**SHORT TASK:** Among the records that follow, count the lines with the string "pour"; report only that count.
--- start of RECORDS FOR THE TASK ---
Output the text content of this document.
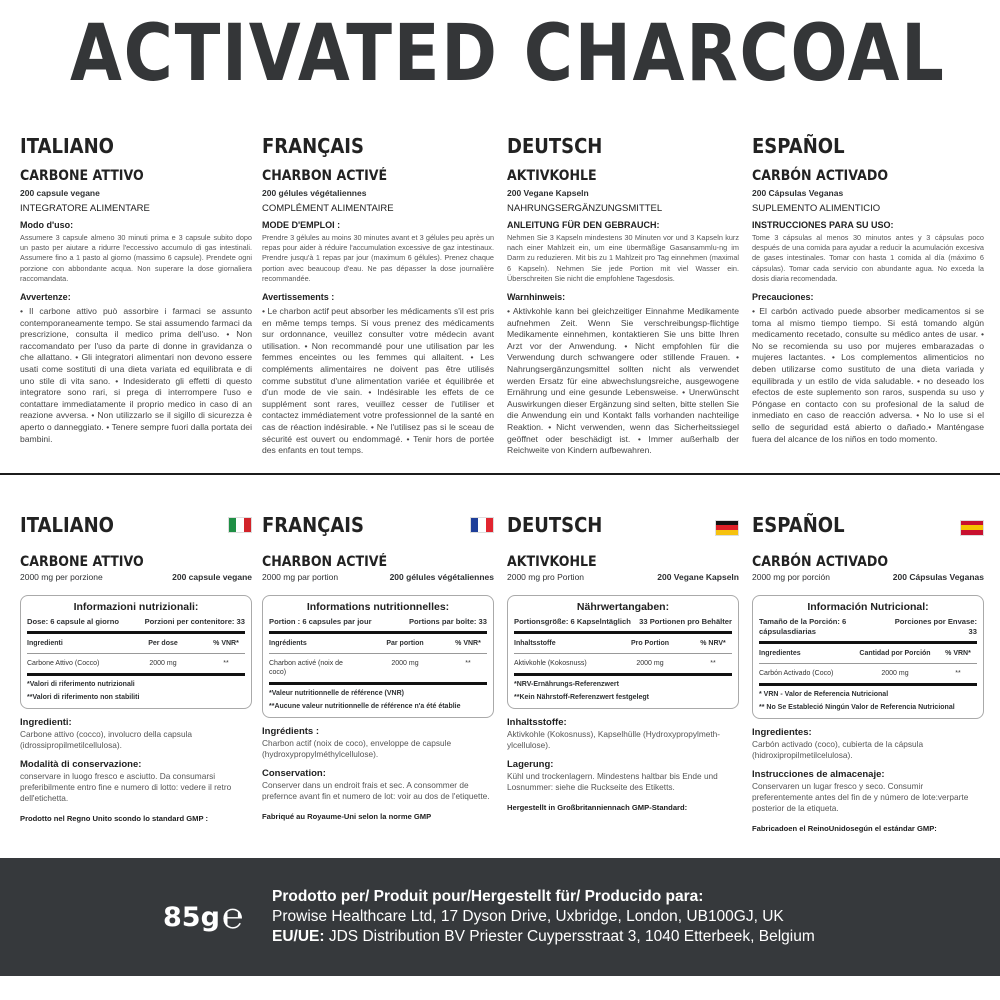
ACTIVATED CHARCOAL
ITALIANO
CARBONE ATTIVO
200 capsule vegane
INTEGRATORE ALIMENTARE
Modo d'uso:
Assumere 3 capsule almeno 30 minuti prima e 3 capsule subito dopo un pasto per aiutare a ridurre l'eccessivo accumulo di gas intestinali. Assumere fino a 1 pasto al giorno (massimo 6 capsule). Prendete ogni porzione con abbondante acqua. Non superare la dose giornaliera raccomandata.
Avvertenze:
• Il carbone attivo può assorbire i farmaci se assunto contemporaneamente tempo. Se stai assumendo farmaci da prescrizione, consulta il medico prima dell'uso. • Non raccomandato per l'uso da parte di donne in gravidanza o che allattano. • Gli integratori alimentari non devono essere usati come sostituti di una dieta variata ed equilibrata e di uno stile di vita sano. • Indesiderato gli effetti di questo integratore sono rari, si prega di interrompere l'uso e contattare immediatamente il proprio medico in caso di an reazione avversa. • Non utilizzarlo se il sigillo di sicurezza è aperto o danneggiato. • Tenere sempre fuori dalla portata dei bambini.
FRANÇAIS
CHARBON ACTIVÉ
200 gélules végétaliennes
COMPLÉMENT ALIMENTAIRE
MODE D'EMPLOI :
Prendre 3 gélules au moins 30 minutes avant et 3 gélules peu après un repas pour aider à réduire l'accumulation excessive de gaz intestinaux. Prendre jusqu'à 1 repas par jour (maximum 6 gélules). Prenez chaque portion avec beaucoup d'eau. Ne pas dépasser la dose journalière recommandée.
Avertissements :
• Le charbon actif peut absorber les médicaments s'il est pris en même temps temps. Si vous prenez des médicaments sur ordonnance, veuillez consulter votre médecin avant utilisation. • Non recommandé pour une utilisation par les femmes enceintes ou les femmes qui allaitent. • Les compléments alimentaires ne doivent pas être utilisés comme substitut d'une alimentation variée et équilibrée et d'un mode de vie sain. • Indésirable les effets de ce supplément sont rares, veuillez cesser de l'utiliser et contactez immédiatement votre professionnel de la santé en cas de réaction indésirable. • Ne l'utilisez pas si le sceau de sécurité est ouvert ou endommagé. • Tenir hors de portée des enfants en tout temps.
DEUTSCH
AKTIVKOHLE
200 Vegane Kapseln
NAHRUNGSERGÄNZUNGSMITTEL
ANLEITUNG FÜR DEN GEBRAUCH:
Nehmen Sie 3 Kapseln mindestens 30 Minuten vor und 3 Kapseln kurz nach einer Mahlzeit ein, um eine übermäßige Gasansammlu-ng im Darm zu reduzieren. Mit bis zu 1 Mahlzeit pro Tag einnehmen (maximal 6 Kapseln). Nehmen Sie jede Portion mit viel Wasser ein. Überschreiten Sie nicht die empfohlene Tagesdosis.
Warnhinweis:
• Aktivkohle kann bei gleichzeitiger Einnahme Medikamente aufnehmen Zeit. Wenn Sie verschreibungsp-flichtige Medikamente einnehmen, kontaktieren Sie uns bitte Ihren Arzt vor der Anwendung. • Nicht empfohlen für die Verwendung durch schwangere oder stillende Frauen. • Nahrungsergänzungsmittel sollten nicht als verwendet werden Ersatz für eine abwechslungsreiche, ausgewogene Ernährung und eine gesunde Lebensweise. • Unerwünscht Auswirkungen dieser Ergänzung sind selten, bitte stellen Sie die Anwendung ein und Kontakt falls vorhanden nachteilige Reaktion. • Nicht verwenden, wenn das Sicherheitssiegel geöffnet oder beschädigt ist. • Immer außerhalb der Reichweite von Kindern aufbewahren.
ESPAÑOL
CARBÓN ACTIVADO
200 Cápsulas Veganas
SUPLEMENTO ALIMENTICIO
INSTRUCCIONES PARA SU USO:
Tome 3 cápsulas al menos 30 minutos antes y 3 cápsulas poco después de una comida para ayudar a reducir la acumulación excesiva de gases intestinales. Tomar con hasta 1 comida al día (máximo 6 cápsulas). Tomar cada servicio con abundante agua. No exceda la dosis diaria recomendada.
Precauciones:
• El carbón activado puede absorber medicamentos si se toma al mismo tiempo tiempo. Si está tomando algún medicamento recetado, consulte su médico antes de usar. • No se recomienda su uso por mujeres embarazadas o mujeres lactantes. • Los complementos alimenticios no deben utilizarse como sustituto de una dieta variada y equilibrada y un estilo de vida saludable. • no deseado los efectos de este suplemento son raros, suspenda su uso y Póngase en contacto con su profesional de la salud de inmediato en caso de reacción adversa. • No lo use si el sello de seguridad está abierto o dañado.• Manténgase fuera del alcance de los niños en todo momento.
ITALIANO
CARBONE ATTIVO
2000 mg per porzione	200 capsule vegane
Informazioni nutrizionali:
Dose: 6 capsule al giorno	Porzioni per contenitore: 33
Ingredienti	Per dose	% VNR*
Carbone Attivo (Cocco)	2000 mg	**
*Valori di riferimento nutrizionali
**Valori di riferimento non stabiliti
Ingredienti:
Carbone attivo (cocco), involucro della capsula (idrossipropilmetilcellulosa).
Modalità di conservazione:
conservare in luogo fresco e asciutto. Da consumarsi preferibilmente entro fine e numero di lotto: vedere il retro dell'etichetta.
Prodotto nel Regno Unito scondo lo standard GMP :
FRANÇAIS
CHARBON ACTIVÉ
2000 mg par portion	200 gélules végétaliennes
Informations nutritionnelles:
Portion : 6 capsules par jour	Portions par boîte: 33
Ingrédients	Par portion	% VNR*
Charbon activé (noix de coco)
2000 mg	**
*Valeur nutritionnelle de référence (VNR)
**Aucune valeur nutritionnelle de référence n'a été établie
Ingrédients :
Charbon actif (noix de coco), enveloppe de capsule (hydroxypropylméthylcellulose).
Conservation:
Conserver dans un endroit frais et sec. A consommer de prefernce avant fin et numero de lot: voir au dos de l'etiquette.
Fabriqué au Royaume-Uni selon la norme GMP
DEUTSCH
AKTIVKOHLE
2000 mg pro Portion	200 Vegane Kapseln
Nährwertangaben:
Portionsgröße: 6 Kapselntäglich 33 Portionen pro Behälter
Inhaltsstoffe	Pro Portion	% NRV*
Aktivkohle (Kokosnuss)	2000 mg	**
*NRV-Ernährungs-Referenzwert
**Kein Nährstoff-Referenzwert festgelegt
Inhaltsstoffe:
Aktivkohle (Kokosnuss), Kapselhülle (Hydroxypropylmeth-ylcellulose).
Lagerung:
Kühl und trockenlagern. Mindestens haltbar bis Ende und Losnummer: siehe die Ruckseite des Etiketts.
Hergestellt in Großbritanniennach GMP-Standard:
ESPAÑOL
CARBÓN ACTIVADO
2000 mg por porción	200 Cápsulas Veganas
Información Nutricional:
Tamaño de la Porción: 6 cápsulasdiarias
Porciones por Envase: 33
Ingredientes	Cantidad por Porción	% VRN*
Carbón Activado (Coco)	2000 mg	**
* VRN - Valor de Referencia Nutricional
** No Se Estableció Ningún Valor de Referencia Nutricional
Ingredientes:
Carbón activado (coco), cubierta de la cápsula (hidroxipropilmetilcelulosa).
Instrucciones de almacenaje:
Conservaren un lugar fresco y seco. Consumir preferentemente antes del fin de y número de lote:verparte posterior de la etiqueta.
Fabricadoen el ReinoUnidosegún el estándar GMP:
85g ℮ Prodotto per/ Produit pour/Hergestellt für/ Producido para:
Prowise Healthcare Ltd, 17 Dyson Drive, Uxbridge, London, UB100GJ, UK
EU/UE: JDS Distribution BV Priester Cuypersstraat 3, 1040 Etterbeek, Belgium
--- end of RECORDS FOR THE TASK ---
**WRITTEN REPLY:** 3